Stored records
· · ·
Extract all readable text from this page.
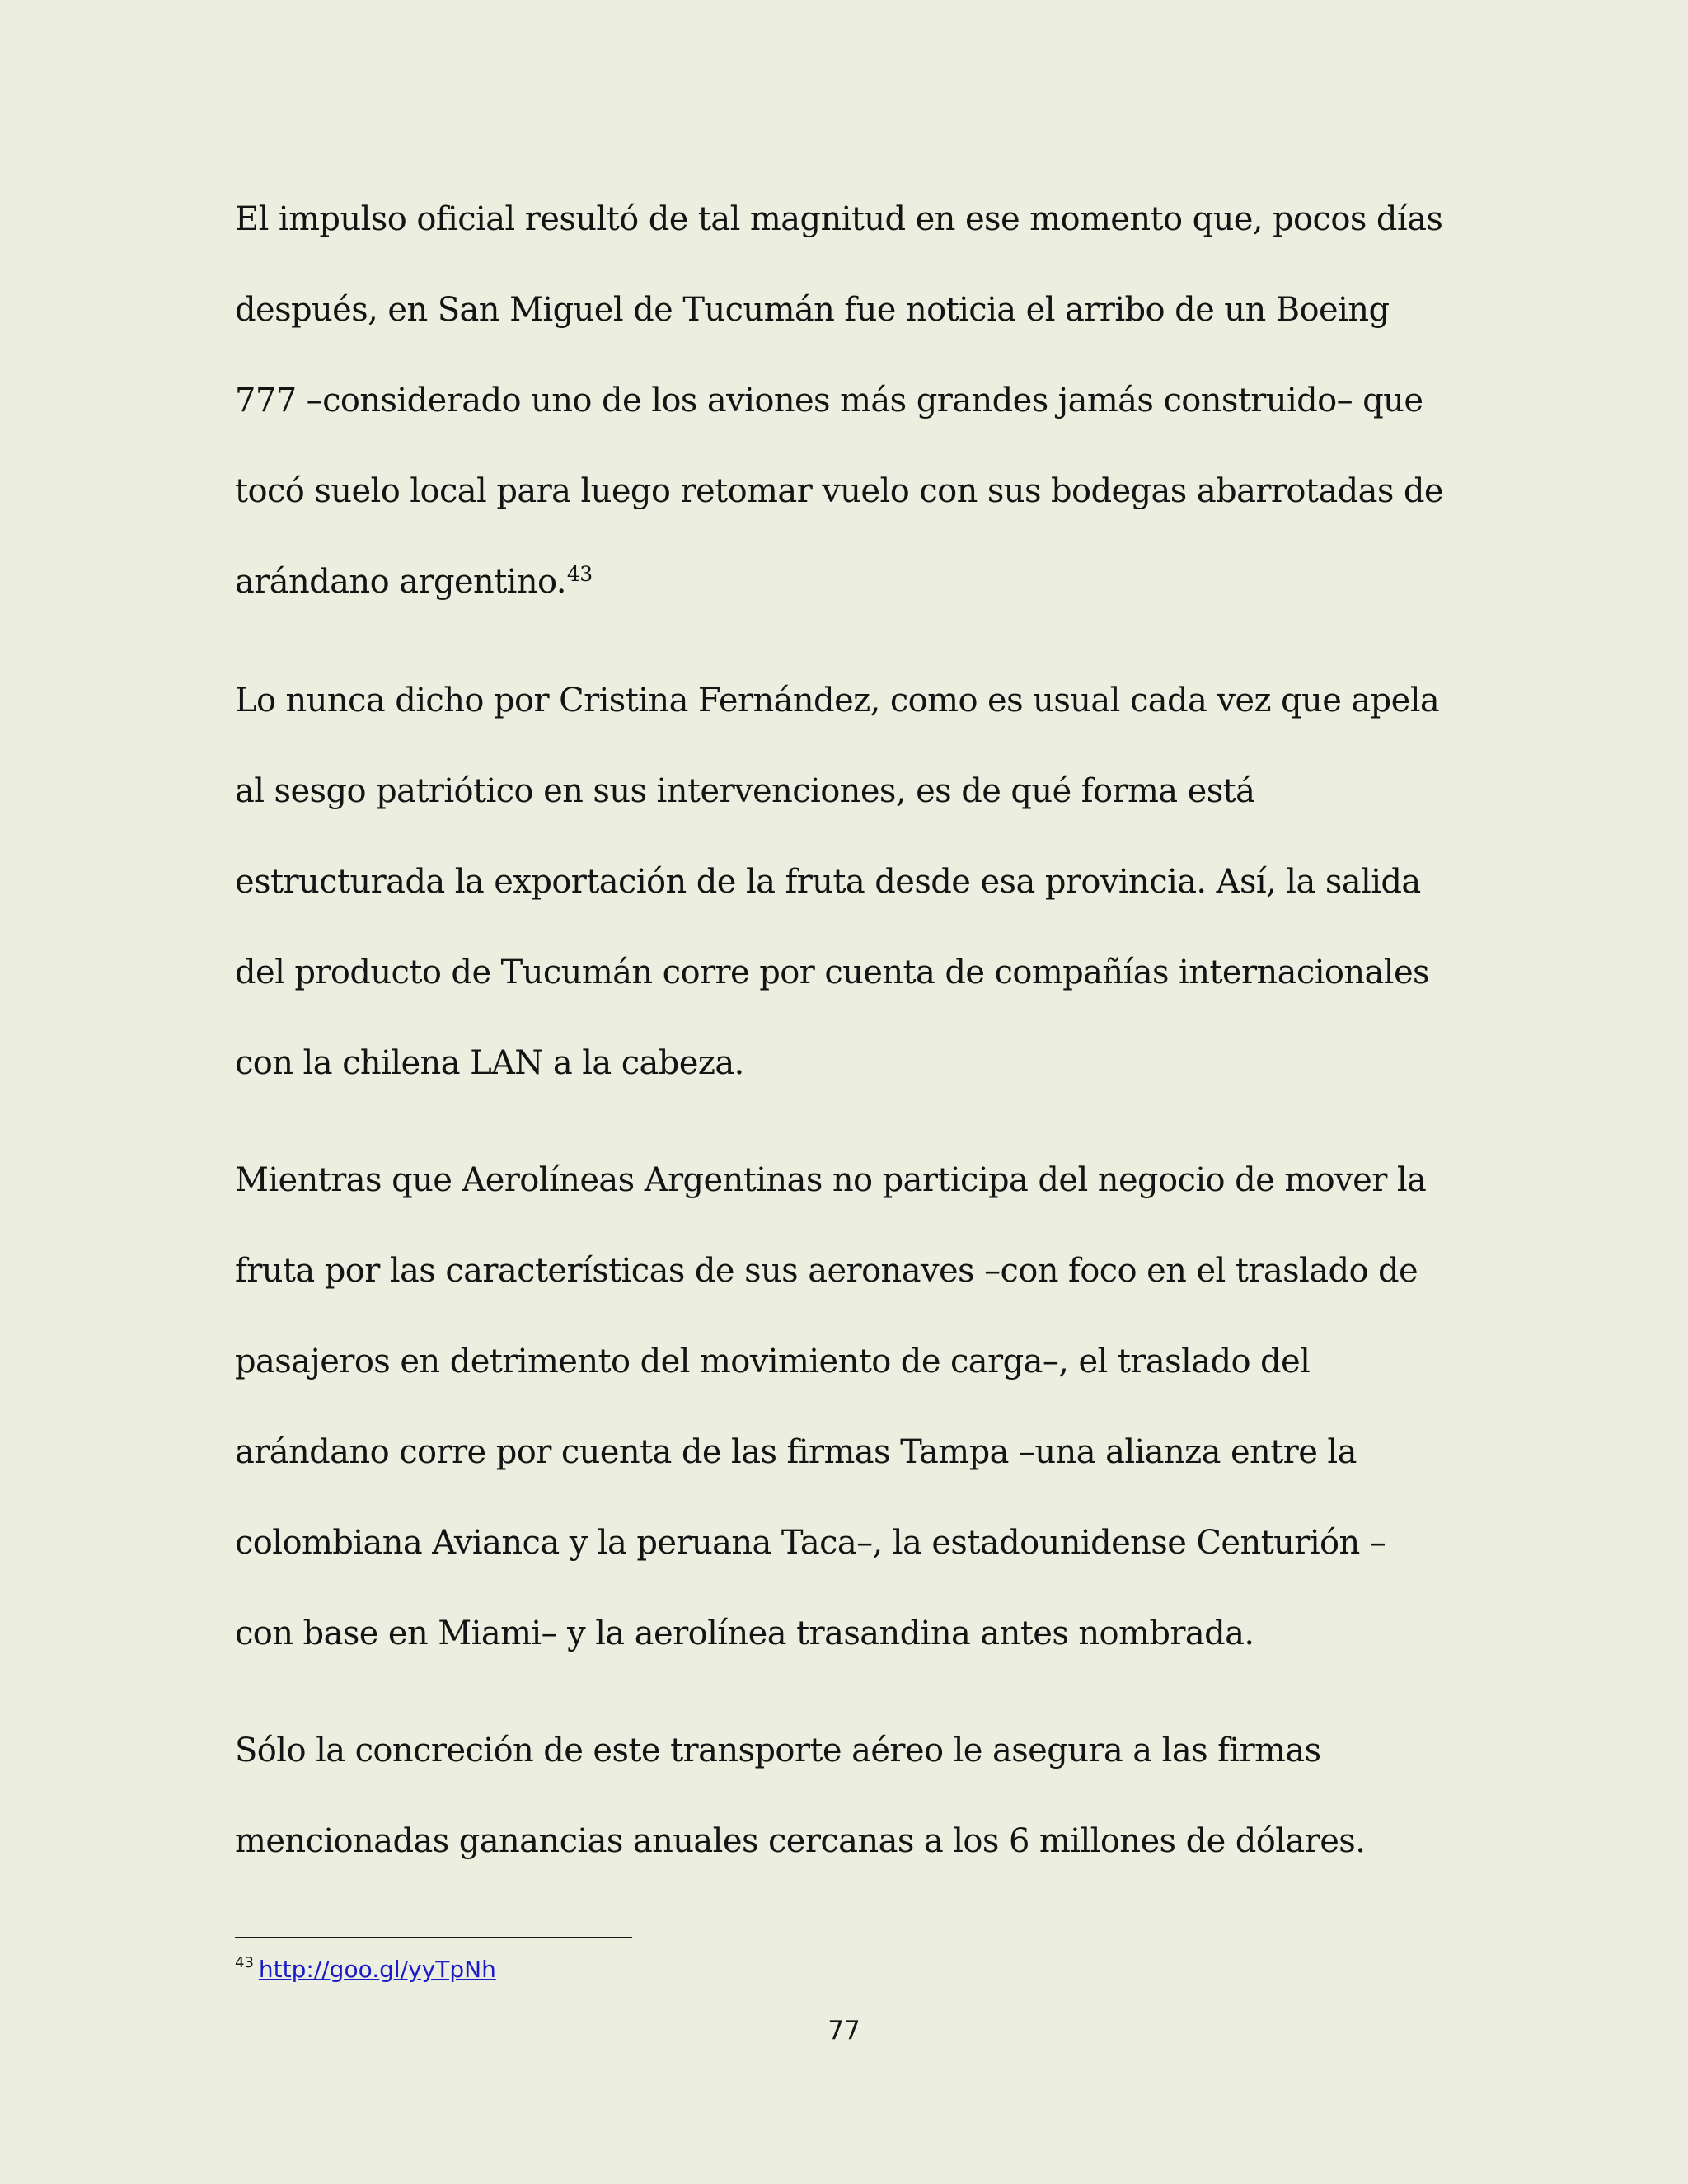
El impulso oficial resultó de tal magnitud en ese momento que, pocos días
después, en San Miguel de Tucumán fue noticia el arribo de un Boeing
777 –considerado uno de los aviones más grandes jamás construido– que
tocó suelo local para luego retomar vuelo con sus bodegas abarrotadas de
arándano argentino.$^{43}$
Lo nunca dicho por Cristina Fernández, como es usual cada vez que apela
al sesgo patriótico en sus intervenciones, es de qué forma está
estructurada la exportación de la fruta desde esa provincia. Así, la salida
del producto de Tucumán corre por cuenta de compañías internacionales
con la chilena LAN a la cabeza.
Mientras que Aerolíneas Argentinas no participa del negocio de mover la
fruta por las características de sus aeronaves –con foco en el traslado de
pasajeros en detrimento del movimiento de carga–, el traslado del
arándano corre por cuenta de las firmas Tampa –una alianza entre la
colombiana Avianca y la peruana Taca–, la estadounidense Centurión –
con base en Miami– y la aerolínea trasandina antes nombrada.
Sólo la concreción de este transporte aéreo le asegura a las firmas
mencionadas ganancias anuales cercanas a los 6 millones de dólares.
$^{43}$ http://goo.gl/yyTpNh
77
· · ·
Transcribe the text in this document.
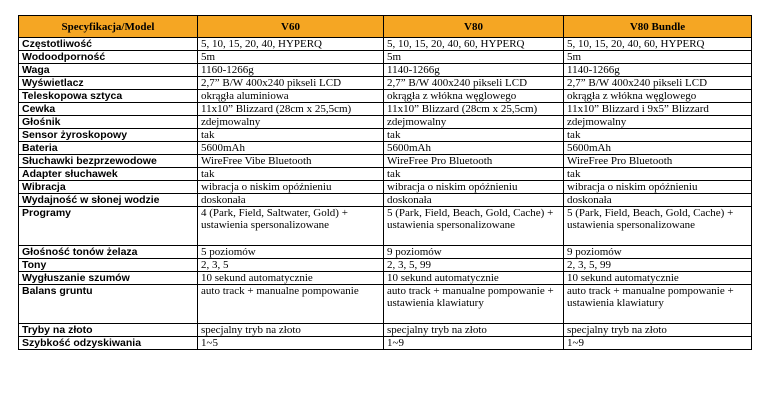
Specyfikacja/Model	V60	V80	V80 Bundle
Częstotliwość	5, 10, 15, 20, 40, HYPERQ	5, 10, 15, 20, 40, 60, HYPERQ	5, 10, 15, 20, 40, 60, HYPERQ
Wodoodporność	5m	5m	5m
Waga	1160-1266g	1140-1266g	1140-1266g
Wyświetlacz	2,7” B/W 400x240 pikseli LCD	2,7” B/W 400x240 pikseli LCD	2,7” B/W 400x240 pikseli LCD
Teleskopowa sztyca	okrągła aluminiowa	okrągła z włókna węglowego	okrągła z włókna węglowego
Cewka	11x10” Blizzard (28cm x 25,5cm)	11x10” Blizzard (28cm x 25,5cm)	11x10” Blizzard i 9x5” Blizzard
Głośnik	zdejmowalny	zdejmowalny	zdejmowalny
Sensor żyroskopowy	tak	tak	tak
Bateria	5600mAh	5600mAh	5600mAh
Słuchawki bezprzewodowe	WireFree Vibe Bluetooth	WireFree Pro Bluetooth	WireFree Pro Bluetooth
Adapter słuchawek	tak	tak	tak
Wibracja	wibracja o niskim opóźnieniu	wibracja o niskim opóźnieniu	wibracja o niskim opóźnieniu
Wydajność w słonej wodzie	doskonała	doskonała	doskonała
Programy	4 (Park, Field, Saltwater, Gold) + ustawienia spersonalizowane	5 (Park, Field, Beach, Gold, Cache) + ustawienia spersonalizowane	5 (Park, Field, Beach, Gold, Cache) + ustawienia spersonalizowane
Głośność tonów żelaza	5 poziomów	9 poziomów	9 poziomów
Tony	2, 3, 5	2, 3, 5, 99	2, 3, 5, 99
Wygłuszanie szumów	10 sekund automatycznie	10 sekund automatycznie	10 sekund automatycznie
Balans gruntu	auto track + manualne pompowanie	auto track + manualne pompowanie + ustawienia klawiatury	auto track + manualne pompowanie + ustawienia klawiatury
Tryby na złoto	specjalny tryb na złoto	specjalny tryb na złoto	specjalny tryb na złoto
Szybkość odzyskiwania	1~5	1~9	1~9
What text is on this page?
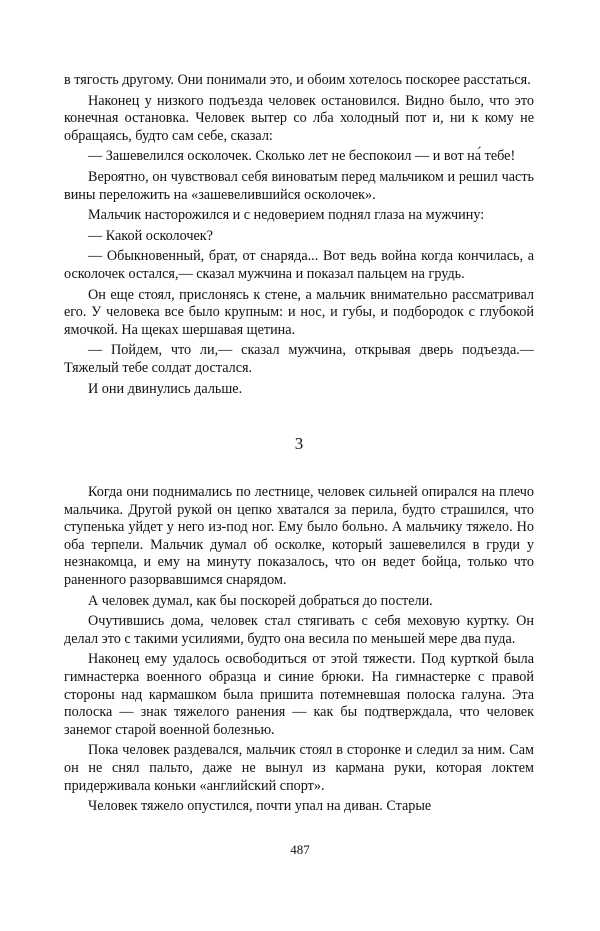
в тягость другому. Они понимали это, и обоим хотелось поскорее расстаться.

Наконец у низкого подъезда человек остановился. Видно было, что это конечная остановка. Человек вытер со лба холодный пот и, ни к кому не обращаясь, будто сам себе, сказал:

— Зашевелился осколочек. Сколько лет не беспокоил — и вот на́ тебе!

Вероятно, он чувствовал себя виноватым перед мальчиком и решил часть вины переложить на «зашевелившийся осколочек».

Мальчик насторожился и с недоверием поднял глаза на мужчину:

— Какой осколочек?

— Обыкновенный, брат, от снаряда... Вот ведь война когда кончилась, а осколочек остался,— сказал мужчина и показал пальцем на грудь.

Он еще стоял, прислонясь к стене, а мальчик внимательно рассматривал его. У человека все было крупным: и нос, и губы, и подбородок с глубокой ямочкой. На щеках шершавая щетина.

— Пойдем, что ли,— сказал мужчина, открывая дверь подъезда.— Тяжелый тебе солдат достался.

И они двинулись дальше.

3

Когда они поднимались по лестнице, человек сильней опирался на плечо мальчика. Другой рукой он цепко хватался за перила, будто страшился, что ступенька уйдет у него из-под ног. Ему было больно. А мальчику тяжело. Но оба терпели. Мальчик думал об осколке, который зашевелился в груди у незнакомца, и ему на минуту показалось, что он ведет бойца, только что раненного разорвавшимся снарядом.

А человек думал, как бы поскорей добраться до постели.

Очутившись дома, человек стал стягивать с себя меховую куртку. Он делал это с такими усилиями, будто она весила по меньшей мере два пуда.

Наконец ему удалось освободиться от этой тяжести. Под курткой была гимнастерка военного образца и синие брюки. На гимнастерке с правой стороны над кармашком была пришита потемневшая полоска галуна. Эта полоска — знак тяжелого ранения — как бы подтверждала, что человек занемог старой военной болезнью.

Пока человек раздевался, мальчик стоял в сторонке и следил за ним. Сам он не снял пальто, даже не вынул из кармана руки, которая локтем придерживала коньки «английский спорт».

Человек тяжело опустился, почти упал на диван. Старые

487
· · ·
=== Task ===
Collect every line above that contains the word "осколочек".

=== The result ===
— Зашевелился осколочек. Сколько лет не беспокоил — и вот на́ тебе!
Вероятно, он чувствовал себя виноватым перед мальчиком и решил часть вины переложить на «зашевелившийся осколочек».
— Какой осколочек?
— Обыкновенный, брат, от снаряда... Вот ведь война когда кончилась, а осколочек остался,— сказал мужчина и показал пальцем на грудь.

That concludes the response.